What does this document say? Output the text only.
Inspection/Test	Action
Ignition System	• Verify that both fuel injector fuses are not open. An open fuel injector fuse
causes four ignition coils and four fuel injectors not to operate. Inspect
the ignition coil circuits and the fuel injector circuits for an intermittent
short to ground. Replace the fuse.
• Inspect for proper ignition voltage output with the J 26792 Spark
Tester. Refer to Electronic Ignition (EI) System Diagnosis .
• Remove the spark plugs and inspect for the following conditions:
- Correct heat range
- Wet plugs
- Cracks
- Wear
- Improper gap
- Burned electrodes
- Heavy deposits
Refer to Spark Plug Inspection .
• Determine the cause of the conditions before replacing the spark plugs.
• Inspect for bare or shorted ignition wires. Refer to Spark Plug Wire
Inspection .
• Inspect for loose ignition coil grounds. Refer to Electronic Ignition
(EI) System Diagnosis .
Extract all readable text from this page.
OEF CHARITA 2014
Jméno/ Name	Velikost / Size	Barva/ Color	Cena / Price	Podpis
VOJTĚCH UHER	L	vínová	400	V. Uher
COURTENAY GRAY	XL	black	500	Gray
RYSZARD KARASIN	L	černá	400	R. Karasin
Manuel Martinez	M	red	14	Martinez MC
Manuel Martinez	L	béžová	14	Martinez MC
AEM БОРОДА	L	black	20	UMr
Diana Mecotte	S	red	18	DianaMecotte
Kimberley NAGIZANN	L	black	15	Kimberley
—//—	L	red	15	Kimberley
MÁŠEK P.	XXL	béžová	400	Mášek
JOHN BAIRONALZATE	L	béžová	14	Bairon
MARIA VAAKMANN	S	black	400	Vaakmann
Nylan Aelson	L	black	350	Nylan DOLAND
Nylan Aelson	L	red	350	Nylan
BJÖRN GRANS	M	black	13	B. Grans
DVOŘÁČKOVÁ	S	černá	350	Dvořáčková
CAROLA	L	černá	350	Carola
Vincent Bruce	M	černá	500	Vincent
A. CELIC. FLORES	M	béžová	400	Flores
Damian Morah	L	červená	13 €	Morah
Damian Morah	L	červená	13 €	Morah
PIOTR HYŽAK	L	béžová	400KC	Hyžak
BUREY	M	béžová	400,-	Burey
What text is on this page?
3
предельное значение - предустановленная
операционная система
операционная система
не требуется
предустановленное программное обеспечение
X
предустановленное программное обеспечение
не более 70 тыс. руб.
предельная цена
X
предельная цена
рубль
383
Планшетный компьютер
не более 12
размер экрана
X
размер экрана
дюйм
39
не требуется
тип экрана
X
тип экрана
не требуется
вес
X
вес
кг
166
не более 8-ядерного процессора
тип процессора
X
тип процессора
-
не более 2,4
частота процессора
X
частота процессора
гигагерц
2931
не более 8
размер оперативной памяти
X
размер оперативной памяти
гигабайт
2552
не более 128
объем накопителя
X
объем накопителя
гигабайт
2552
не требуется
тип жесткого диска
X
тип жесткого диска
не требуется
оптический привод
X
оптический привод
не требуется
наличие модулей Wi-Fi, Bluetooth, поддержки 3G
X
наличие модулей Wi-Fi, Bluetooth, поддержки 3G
======
- Requirements
Output the entries verbatim.

- Answer to the problem
What does this document say? Output the text only.
Inspection/Test	Action
Ignition System	• Verify that both fuel injector fuses are not open. An open fuel injector fuse
causes four ignition coils and four fuel injectors not to operate. Inspect
the ignition coil circuits and the fuel injector circuits for an intermittent
short to ground. Replace the fuse.
• Inspect for proper ignition voltage output with the J 26792 Spark
Tester. Refer to Electronic Ignition (EI) System Diagnosis .
• Remove the spark plugs and inspect for the following conditions:
- Correct heat range
- Wet plugs
- Cracks
- Wear
- Improper gap
- Burned electrodes
- Heavy deposits
Refer to Spark Plug Inspection .
• Determine the cause of the conditions before replacing the spark plugs.
• Inspect for bare or shorted ignition wires. Refer to Spark Plug Wire
Inspection .
• Inspect for loose ignition coil grounds. Refer to Electronic Ignition
(EI) System Diagnosis .
Extract all readable text from this page.
OEF CHARITA 2014
Jméno/ Name	Velikost / Size	Barva/ Color	Cena / Price	Podpis
VOJTĚCH UHER	L	vínová	400	V. Uher
COURTENAY GRAY	XL	black	500	Gray
RYSZARD KARASIN	L	černá	400	R. Karasin
Manuel Martinez	M	red	14	Martinez MC
Manuel Martinez	L	béžová	14	Martinez MC
AEM БОРОДА	L	black	20	UMr
Diana Mecotte	S	red	18	DianaMecotte
Kimberley NAGIZANN	L	black	15	Kimberley
—//—	L	red	15	Kimberley
MÁŠEK P.	XXL	béžová	400	Mášek
JOHN BAIRONALZATE	L	béžová	14	Bairon
MARIA VAAKMANN	S	black	400	Vaakmann
Nylan Aelson	L	black	350	Nylan DOLAND
Nylan Aelson	L	red	350	Nylan
BJÖRN GRANS	M	black	13	B. Grans
DVOŘÁČKOVÁ	S	černá	350	Dvořáčková
CAROLA	L	černá	350	Carola
Vincent Bruce	M	černá	500	Vincent
A. CELIC. FLORES	M	béžová	400	Flores
Damian Morah	L	červená	13 €	Morah
Damian Morah	L	červená	13 €	Morah
PIOTR HYŽAK	L	béžová	400KC	Hyžak
BUREY	M	béžová	400,-	Burey
What text is on this page?
3
предельное значение - предустановленная
операционная система
операционная система
не требуется
предустановленное программное обеспечение
X
предустановленное программное обеспечение
не более 70 тыс. руб.
предельная цена
X
предельная цена
рубль
383
Планшетный компьютер
не более 12
размер экрана
X
размер экрана
дюйм
39
не требуется
тип экрана
X
тип экрана
не требуется
вес
X
вес
кг
166
не более 8-ядерного процессора
тип процессора
X
тип процессора
-
не более 2,4
частота процессора
X
частота процессора
гигагерц
2931
не более 8
размер оперативной памяти
X
размер оперативной памяти
гигабайт
2552
не более 128
объем накопителя
X
объем накопителя
гигабайт
2552
не требуется
тип жесткого диска
X
тип жесткого диска
не требуется
оптический привод
X
оптический привод
не требуется
наличие модулей Wi-Fi, Bluetooth, поддержки 3G
X
наличие модулей Wi-Fi, Bluetooth, поддержки 3G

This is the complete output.